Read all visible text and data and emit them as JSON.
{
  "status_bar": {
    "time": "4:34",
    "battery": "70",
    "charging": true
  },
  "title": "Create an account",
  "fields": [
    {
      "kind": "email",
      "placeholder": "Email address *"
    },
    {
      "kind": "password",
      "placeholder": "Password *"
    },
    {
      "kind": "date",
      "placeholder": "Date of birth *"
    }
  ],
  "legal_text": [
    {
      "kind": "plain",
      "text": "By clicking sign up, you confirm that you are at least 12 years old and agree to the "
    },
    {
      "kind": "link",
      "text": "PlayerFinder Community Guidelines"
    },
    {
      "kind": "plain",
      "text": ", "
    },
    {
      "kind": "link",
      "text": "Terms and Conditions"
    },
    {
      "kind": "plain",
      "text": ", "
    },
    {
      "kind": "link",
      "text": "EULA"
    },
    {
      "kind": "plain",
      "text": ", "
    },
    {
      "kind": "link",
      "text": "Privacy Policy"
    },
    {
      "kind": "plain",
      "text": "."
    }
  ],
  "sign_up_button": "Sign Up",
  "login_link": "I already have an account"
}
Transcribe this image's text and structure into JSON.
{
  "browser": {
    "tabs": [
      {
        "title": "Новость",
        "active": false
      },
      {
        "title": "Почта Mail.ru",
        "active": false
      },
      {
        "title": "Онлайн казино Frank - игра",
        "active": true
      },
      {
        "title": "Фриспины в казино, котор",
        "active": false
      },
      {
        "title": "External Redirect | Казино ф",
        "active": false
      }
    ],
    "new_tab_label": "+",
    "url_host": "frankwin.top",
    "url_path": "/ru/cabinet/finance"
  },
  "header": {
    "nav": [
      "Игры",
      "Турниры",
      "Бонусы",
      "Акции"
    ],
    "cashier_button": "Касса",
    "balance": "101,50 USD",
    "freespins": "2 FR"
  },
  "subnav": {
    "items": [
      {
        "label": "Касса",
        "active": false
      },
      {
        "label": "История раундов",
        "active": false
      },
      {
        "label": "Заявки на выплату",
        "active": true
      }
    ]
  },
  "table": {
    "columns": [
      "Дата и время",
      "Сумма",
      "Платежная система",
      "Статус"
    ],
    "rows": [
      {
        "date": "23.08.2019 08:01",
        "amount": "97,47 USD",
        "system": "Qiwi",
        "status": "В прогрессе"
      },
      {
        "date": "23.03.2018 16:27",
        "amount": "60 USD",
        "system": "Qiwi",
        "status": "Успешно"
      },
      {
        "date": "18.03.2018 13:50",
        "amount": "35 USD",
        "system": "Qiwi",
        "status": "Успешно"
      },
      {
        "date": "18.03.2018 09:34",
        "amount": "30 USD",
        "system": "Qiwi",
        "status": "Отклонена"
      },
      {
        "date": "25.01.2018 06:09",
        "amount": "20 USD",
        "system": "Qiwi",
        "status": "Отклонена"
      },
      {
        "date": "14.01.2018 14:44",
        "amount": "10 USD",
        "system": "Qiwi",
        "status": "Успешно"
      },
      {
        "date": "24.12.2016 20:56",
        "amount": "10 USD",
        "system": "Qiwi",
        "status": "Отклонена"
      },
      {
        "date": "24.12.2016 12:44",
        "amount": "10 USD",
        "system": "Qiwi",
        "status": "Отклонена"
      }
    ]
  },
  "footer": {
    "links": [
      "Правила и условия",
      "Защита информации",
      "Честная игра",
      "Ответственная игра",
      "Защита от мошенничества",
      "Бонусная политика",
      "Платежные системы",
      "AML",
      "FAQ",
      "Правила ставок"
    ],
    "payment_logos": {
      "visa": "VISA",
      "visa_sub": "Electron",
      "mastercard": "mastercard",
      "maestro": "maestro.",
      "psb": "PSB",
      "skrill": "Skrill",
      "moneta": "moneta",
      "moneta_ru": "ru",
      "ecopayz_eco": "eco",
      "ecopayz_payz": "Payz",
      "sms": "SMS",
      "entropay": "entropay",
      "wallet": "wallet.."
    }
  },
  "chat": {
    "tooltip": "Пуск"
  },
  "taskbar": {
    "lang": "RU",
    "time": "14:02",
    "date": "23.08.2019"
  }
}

◆ ◆ ◆ ◆ ◆

### Task directions
Retype the data in full and match it exactly.

### Finished task
Read all visible text and data and emit them as JSON.
{
  "status_bar": {
    "time": "4:34",
    "battery": "70",
    "charging": true
  },
  "title": "Create an account",
  "fields": [
    {
      "kind": "email",
      "placeholder": "Email address *"
    },
    {
      "kind": "password",
      "placeholder": "Password *"
    },
    {
      "kind": "date",
      "placeholder": "Date of birth *"
    }
  ],
  "legal_text": [
    {
      "kind": "plain",
      "text": "By clicking sign up, you confirm that you are at least 12 years old and agree to the "
    },
    {
      "kind": "link",
      "text": "PlayerFinder Community Guidelines"
    },
    {
      "kind": "plain",
      "text": ", "
    },
    {
      "kind": "link",
      "text": "Terms and Conditions"
    },
    {
      "kind": "plain",
      "text": ", "
    },
    {
      "kind": "link",
      "text": "EULA"
    },
    {
      "kind": "plain",
      "text": ", "
    },
    {
      "kind": "link",
      "text": "Privacy Policy"
    },
    {
      "kind": "plain",
      "text": "."
    }
  ],
  "sign_up_button": "Sign Up",
  "login_link": "I already have an account"
}
Transcribe this image's text and structure into JSON.
{
  "browser": {
    "tabs": [
      {
        "title": "Новость",
        "active": false
      },
      {
        "title": "Почта Mail.ru",
        "active": false
      },
      {
        "title": "Онлайн казино Frank - игра",
        "active": true
      },
      {
        "title": "Фриспины в казино, котор",
        "active": false
      },
      {
        "title": "External Redirect | Казино ф",
        "active": false
      }
    ],
    "new_tab_label": "+",
    "url_host": "frankwin.top",
    "url_path": "/ru/cabinet/finance"
  },
  "header": {
    "nav": [
      "Игры",
      "Турниры",
      "Бонусы",
      "Акции"
    ],
    "cashier_button": "Касса",
    "balance": "101,50 USD",
    "freespins": "2 FR"
  },
  "subnav": {
    "items": [
      {
        "label": "Касса",
        "active": false
      },
      {
        "label": "История раундов",
        "active": false
      },
      {
        "label": "Заявки на выплату",
        "active": true
      }
    ]
  },
  "table": {
    "columns": [
      "Дата и время",
      "Сумма",
      "Платежная система",
      "Статус"
    ],
    "rows": [
      {
        "date": "23.08.2019 08:01",
        "amount": "97,47 USD",
        "system": "Qiwi",
        "status": "В прогрессе"
      },
      {
        "date": "23.03.2018 16:27",
        "amount": "60 USD",
        "system": "Qiwi",
        "status": "Успешно"
      },
      {
        "date": "18.03.2018 13:50",
        "amount": "35 USD",
        "system": "Qiwi",
        "status": "Успешно"
      },
      {
        "date": "18.03.2018 09:34",
        "amount": "30 USD",
        "system": "Qiwi",
        "status": "Отклонена"
      },
      {
        "date": "25.01.2018 06:09",
        "amount": "20 USD",
        "system": "Qiwi",
        "status": "Отклонена"
      },
      {
        "date": "14.01.2018 14:44",
        "amount": "10 USD",
        "system": "Qiwi",
        "status": "Успешно"
      },
      {
        "date": "24.12.2016 20:56",
        "amount": "10 USD",
        "system": "Qiwi",
        "status": "Отклонена"
      },
      {
        "date": "24.12.2016 12:44",
        "amount": "10 USD",
        "system": "Qiwi",
        "status": "Отклонена"
      }
    ]
  },
  "footer": {
    "links": [
      "Правила и условия",
      "Защита информации",
      "Честная игра",
      "Ответственная игра",
      "Защита от мошенничества",
      "Бонусная политика",
      "Платежные системы",
      "AML",
      "FAQ",
      "Правила ставок"
    ],
    "payment_logos": {
      "visa": "VISA",
      "visa_sub": "Electron",
      "mastercard": "mastercard",
      "maestro": "maestro.",
      "psb": "PSB",
      "skrill": "Skrill",
      "moneta": "moneta",
      "moneta_ru": "ru",
      "ecopayz_eco": "eco",
      "ecopayz_payz": "Payz",
      "sms": "SMS",
      "entropay": "entropay",
      "wallet": "wallet.."
    }
  },
  "chat": {
    "tooltip": "Пуск"
  },
  "taskbar": {
    "lang": "RU",
    "time": "14:02",
    "date": "23.08.2019"
  }
}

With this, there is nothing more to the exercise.